» **WHAT TO DO**
In the records below, pick out all lines containing the word "Ethanol".

[Dataset rows about figures]
-- BEGIN --

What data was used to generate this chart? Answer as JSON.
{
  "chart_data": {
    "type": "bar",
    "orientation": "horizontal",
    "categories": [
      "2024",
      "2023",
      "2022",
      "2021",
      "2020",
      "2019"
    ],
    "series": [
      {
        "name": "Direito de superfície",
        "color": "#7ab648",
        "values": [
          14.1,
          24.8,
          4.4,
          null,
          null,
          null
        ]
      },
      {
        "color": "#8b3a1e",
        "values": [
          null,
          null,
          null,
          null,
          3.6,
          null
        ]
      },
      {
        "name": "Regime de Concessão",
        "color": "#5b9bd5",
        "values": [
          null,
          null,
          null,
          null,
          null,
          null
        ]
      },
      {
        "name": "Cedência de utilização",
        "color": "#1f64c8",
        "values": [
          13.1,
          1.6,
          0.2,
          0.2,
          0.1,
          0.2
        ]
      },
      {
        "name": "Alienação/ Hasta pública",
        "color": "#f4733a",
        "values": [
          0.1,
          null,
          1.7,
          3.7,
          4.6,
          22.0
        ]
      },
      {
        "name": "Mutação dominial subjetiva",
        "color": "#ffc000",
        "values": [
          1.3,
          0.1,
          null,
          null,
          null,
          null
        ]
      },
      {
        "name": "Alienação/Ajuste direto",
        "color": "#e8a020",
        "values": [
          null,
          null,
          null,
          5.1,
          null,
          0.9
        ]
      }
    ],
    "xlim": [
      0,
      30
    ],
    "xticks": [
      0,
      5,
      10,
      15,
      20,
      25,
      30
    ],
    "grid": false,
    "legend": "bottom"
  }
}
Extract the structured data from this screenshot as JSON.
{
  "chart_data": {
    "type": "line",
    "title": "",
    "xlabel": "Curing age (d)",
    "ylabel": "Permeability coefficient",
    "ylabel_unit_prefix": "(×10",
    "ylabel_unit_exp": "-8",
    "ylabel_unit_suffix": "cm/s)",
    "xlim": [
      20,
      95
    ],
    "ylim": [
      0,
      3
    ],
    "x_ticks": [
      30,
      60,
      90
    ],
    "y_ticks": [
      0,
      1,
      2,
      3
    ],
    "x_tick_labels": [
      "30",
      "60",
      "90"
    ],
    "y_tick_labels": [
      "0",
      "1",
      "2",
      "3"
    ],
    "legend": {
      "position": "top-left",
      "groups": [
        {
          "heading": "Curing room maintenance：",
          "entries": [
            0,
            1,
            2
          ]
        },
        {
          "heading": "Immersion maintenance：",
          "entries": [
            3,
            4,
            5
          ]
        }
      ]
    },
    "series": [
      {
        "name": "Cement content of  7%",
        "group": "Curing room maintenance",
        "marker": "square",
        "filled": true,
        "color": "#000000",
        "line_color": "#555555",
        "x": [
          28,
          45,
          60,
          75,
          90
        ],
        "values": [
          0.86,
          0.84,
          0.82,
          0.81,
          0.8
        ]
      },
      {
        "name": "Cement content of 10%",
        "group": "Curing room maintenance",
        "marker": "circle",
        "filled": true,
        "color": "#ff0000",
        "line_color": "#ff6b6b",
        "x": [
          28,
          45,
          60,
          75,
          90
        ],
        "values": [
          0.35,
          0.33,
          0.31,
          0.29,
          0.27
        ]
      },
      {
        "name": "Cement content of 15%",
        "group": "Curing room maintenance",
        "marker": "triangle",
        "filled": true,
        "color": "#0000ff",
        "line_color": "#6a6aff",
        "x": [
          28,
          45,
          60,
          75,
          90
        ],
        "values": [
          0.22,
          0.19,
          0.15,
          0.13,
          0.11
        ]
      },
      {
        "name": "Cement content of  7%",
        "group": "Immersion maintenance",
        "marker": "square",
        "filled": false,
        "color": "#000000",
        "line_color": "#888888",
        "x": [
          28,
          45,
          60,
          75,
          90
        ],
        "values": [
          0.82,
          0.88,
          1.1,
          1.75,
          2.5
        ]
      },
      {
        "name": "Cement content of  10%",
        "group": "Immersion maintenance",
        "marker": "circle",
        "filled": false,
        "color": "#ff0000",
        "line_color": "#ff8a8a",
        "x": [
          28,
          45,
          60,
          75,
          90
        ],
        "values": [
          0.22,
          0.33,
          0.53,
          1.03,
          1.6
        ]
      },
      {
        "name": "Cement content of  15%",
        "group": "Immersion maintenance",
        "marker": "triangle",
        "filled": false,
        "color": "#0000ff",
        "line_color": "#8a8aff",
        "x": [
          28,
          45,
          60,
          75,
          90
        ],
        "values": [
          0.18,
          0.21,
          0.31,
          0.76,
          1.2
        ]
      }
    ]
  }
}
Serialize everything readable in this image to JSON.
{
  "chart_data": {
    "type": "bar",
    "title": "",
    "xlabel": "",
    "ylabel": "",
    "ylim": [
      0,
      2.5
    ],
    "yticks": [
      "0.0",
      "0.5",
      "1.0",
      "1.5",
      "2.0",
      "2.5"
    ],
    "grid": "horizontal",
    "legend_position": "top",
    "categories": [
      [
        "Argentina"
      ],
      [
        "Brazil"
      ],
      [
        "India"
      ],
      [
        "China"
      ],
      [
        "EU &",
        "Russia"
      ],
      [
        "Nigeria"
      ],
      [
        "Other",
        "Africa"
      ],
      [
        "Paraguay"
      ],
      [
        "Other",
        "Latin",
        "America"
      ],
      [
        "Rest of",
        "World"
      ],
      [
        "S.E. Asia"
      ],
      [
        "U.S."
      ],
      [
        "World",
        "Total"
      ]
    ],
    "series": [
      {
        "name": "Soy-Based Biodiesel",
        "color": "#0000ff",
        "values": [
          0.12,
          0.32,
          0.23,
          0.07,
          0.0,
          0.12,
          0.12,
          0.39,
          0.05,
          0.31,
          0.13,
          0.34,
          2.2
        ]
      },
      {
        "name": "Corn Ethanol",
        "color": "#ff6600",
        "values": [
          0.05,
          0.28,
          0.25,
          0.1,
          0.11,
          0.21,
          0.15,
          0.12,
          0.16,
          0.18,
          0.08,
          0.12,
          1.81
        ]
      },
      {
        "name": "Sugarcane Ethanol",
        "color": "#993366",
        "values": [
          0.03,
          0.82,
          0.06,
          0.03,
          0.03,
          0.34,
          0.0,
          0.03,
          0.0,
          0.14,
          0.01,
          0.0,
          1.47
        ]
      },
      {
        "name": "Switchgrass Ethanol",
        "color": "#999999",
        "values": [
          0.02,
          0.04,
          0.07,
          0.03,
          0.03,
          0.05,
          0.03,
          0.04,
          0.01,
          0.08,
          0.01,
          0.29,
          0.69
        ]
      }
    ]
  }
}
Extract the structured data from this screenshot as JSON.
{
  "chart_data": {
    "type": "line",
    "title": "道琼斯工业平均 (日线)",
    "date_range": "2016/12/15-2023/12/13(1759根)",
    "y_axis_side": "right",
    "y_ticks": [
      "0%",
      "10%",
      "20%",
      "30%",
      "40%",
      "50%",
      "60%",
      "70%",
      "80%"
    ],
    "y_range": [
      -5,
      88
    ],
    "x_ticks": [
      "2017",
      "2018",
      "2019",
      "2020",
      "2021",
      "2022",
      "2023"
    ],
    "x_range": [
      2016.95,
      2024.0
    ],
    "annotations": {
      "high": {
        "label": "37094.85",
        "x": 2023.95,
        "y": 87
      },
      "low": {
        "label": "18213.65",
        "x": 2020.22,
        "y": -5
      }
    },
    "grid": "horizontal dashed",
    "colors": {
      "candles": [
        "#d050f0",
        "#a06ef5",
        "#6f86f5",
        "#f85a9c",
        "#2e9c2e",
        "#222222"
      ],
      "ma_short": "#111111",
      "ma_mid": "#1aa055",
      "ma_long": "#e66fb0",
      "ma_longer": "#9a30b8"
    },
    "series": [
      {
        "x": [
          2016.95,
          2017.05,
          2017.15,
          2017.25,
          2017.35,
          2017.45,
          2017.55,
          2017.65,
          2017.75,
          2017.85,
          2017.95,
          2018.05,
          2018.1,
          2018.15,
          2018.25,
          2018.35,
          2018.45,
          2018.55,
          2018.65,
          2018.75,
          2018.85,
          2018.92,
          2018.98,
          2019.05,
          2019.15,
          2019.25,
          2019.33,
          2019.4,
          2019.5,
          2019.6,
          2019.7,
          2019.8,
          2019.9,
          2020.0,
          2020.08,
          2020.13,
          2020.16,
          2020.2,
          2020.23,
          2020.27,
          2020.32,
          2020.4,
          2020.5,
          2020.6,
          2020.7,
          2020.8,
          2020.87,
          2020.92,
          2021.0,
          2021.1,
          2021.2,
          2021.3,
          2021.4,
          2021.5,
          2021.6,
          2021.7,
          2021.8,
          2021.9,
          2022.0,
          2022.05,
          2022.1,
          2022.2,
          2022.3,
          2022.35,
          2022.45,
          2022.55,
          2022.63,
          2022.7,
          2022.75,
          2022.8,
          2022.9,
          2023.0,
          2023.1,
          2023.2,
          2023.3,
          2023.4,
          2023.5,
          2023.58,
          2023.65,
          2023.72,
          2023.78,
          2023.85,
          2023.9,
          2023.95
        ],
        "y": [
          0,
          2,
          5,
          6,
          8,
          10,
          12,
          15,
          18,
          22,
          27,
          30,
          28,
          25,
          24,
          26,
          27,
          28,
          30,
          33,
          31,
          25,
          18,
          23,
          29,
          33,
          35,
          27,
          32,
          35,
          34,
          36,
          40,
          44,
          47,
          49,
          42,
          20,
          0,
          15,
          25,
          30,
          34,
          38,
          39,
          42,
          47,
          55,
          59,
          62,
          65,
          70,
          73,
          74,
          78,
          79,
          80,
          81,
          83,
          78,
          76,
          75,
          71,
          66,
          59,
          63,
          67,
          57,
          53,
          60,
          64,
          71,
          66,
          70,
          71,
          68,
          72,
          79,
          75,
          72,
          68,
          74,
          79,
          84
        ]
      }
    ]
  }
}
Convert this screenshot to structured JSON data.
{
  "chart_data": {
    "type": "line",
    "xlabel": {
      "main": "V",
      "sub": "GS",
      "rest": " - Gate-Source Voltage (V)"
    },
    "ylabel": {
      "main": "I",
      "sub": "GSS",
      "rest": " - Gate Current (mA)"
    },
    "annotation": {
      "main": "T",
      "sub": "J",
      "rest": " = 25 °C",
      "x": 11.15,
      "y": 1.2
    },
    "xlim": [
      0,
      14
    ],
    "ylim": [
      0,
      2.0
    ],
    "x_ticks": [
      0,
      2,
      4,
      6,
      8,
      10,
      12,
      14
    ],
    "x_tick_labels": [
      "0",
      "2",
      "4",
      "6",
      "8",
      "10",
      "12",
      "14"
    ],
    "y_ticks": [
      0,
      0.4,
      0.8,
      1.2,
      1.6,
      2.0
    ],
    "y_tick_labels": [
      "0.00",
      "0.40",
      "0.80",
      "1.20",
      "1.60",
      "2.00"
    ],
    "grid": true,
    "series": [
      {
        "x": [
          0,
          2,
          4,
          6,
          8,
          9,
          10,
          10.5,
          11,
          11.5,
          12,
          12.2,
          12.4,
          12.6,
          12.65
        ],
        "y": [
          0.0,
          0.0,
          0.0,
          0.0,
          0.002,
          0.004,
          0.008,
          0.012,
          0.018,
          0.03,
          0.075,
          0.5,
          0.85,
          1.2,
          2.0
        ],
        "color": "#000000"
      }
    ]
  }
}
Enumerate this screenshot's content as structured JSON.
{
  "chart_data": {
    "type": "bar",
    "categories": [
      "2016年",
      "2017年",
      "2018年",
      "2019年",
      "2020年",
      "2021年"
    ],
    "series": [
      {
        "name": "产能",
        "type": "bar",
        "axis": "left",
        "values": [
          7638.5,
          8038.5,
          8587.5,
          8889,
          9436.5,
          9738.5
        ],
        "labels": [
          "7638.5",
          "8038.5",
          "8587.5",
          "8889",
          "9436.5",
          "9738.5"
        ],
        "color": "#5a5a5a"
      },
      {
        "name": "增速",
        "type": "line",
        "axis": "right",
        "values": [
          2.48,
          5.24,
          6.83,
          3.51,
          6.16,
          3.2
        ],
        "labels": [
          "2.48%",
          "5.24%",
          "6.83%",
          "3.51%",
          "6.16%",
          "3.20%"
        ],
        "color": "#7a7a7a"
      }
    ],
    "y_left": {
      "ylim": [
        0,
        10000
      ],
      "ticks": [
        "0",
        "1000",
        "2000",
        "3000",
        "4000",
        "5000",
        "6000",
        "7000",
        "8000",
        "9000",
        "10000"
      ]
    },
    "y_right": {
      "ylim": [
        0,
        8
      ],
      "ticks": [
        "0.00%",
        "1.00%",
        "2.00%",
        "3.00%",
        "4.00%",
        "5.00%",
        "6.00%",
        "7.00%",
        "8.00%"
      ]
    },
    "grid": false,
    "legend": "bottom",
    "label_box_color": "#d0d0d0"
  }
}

-- END --

» **ANSWER FOR THE TASK**
        "name": "Corn Ethanol",
        "name": "Sugarcane Ethanol",
        "name": "Switchgrass Ethanol",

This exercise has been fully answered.